[Rows from a figure dataset]
>> Begin

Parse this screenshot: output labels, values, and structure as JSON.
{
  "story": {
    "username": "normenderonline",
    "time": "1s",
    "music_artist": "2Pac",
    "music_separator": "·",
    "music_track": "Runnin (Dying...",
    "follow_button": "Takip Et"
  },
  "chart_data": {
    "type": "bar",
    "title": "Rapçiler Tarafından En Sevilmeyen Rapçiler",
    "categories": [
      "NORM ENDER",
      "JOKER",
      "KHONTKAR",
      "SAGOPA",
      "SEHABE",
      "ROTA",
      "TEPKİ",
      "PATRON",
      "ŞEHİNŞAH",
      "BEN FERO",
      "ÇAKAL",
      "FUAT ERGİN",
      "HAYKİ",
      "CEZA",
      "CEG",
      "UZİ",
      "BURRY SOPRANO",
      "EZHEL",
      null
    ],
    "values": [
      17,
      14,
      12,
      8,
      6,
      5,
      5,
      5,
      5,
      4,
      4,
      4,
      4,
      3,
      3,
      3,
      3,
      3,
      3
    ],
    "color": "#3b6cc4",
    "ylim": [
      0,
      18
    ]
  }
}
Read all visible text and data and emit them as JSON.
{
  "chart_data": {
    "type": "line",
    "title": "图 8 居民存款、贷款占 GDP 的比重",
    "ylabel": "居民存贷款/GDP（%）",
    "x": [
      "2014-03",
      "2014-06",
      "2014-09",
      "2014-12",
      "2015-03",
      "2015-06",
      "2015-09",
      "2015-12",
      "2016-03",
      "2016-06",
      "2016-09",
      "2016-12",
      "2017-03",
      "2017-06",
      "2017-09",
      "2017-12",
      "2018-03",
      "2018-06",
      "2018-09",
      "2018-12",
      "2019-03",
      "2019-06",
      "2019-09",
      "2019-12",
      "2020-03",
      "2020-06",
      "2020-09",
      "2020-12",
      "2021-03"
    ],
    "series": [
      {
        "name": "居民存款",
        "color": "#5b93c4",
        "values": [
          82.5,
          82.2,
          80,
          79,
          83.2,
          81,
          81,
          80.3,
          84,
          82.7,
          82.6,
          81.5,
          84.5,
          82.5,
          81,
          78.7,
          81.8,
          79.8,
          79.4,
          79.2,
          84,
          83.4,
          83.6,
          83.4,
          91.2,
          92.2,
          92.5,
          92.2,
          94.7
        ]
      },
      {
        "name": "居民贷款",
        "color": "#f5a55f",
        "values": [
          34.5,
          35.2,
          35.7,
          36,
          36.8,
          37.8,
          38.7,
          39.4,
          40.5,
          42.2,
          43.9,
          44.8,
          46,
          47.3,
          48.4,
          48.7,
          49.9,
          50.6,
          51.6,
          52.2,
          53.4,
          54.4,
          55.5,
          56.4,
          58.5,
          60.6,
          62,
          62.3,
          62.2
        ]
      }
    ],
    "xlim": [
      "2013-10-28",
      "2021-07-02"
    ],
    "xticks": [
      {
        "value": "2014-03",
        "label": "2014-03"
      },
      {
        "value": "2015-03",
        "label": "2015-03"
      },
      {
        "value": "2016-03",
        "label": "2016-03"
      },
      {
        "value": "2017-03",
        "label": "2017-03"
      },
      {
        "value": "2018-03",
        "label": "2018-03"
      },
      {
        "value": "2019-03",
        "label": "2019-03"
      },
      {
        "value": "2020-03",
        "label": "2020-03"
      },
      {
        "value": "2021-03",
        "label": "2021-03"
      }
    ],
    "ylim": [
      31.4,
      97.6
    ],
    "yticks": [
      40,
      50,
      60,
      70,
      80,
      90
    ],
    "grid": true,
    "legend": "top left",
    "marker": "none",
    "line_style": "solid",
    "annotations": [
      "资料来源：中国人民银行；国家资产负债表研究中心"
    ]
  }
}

>> End

- _GOAL_
Output the records above in their entirety, exactly.

- _CORRECT RESULT_
Parse this screenshot: output labels, values, and structure as JSON.
{
  "story": {
    "username": "normenderonline",
    "time": "1s",
    "music_artist": "2Pac",
    "music_separator": "·",
    "music_track": "Runnin (Dying...",
    "follow_button": "Takip Et"
  },
  "chart_data": {
    "type": "bar",
    "title": "Rapçiler Tarafından En Sevilmeyen Rapçiler",
    "categories": [
      "NORM ENDER",
      "JOKER",
      "KHONTKAR",
      "SAGOPA",
      "SEHABE",
      "ROTA",
      "TEPKİ",
      "PATRON",
      "ŞEHİNŞAH",
      "BEN FERO",
      "ÇAKAL",
      "FUAT ERGİN",
      "HAYKİ",
      "CEZA",
      "CEG",
      "UZİ",
      "BURRY SOPRANO",
      "EZHEL",
      null
    ],
    "values": [
      17,
      14,
      12,
      8,
      6,
      5,
      5,
      5,
      5,
      4,
      4,
      4,
      4,
      3,
      3,
      3,
      3,
      3,
      3
    ],
    "color": "#3b6cc4",
    "ylim": [
      0,
      18
    ]
  }
}
Read all visible text and data and emit them as JSON.
{
  "chart_data": {
    "type": "line",
    "title": "图 8 居民存款、贷款占 GDP 的比重",
    "ylabel": "居民存贷款/GDP（%）",
    "x": [
      "2014-03",
      "2014-06",
      "2014-09",
      "2014-12",
      "2015-03",
      "2015-06",
      "2015-09",
      "2015-12",
      "2016-03",
      "2016-06",
      "2016-09",
      "2016-12",
      "2017-03",
      "2017-06",
      "2017-09",
      "2017-12",
      "2018-03",
      "2018-06",
      "2018-09",
      "2018-12",
      "2019-03",
      "2019-06",
      "2019-09",
      "2019-12",
      "2020-03",
      "2020-06",
      "2020-09",
      "2020-12",
      "2021-03"
    ],
    "series": [
      {
        "name": "居民存款",
        "color": "#5b93c4",
        "values": [
          82.5,
          82.2,
          80,
          79,
          83.2,
          81,
          81,
          80.3,
          84,
          82.7,
          82.6,
          81.5,
          84.5,
          82.5,
          81,
          78.7,
          81.8,
          79.8,
          79.4,
          79.2,
          84,
          83.4,
          83.6,
          83.4,
          91.2,
          92.2,
          92.5,
          92.2,
          94.7
        ]
      },
      {
        "name": "居民贷款",
        "color": "#f5a55f",
        "values": [
          34.5,
          35.2,
          35.7,
          36,
          36.8,
          37.8,
          38.7,
          39.4,
          40.5,
          42.2,
          43.9,
          44.8,
          46,
          47.3,
          48.4,
          48.7,
          49.9,
          50.6,
          51.6,
          52.2,
          53.4,
          54.4,
          55.5,
          56.4,
          58.5,
          60.6,
          62,
          62.3,
          62.2
        ]
      }
    ],
    "xlim": [
      "2013-10-28",
      "2021-07-02"
    ],
    "xticks": [
      {
        "value": "2014-03",
        "label": "2014-03"
      },
      {
        "value": "2015-03",
        "label": "2015-03"
      },
      {
        "value": "2016-03",
        "label": "2016-03"
      },
      {
        "value": "2017-03",
        "label": "2017-03"
      },
      {
        "value": "2018-03",
        "label": "2018-03"
      },
      {
        "value": "2019-03",
        "label": "2019-03"
      },
      {
        "value": "2020-03",
        "label": "2020-03"
      },
      {
        "value": "2021-03",
        "label": "2021-03"
      }
    ],
    "ylim": [
      31.4,
      97.6
    ],
    "yticks": [
      40,
      50,
      60,
      70,
      80,
      90
    ],
    "grid": true,
    "legend": "top left",
    "marker": "none",
    "line_style": "solid",
    "annotations": [
      "资料来源：中国人民银行；国家资产负债表研究中心"
    ]
  }
}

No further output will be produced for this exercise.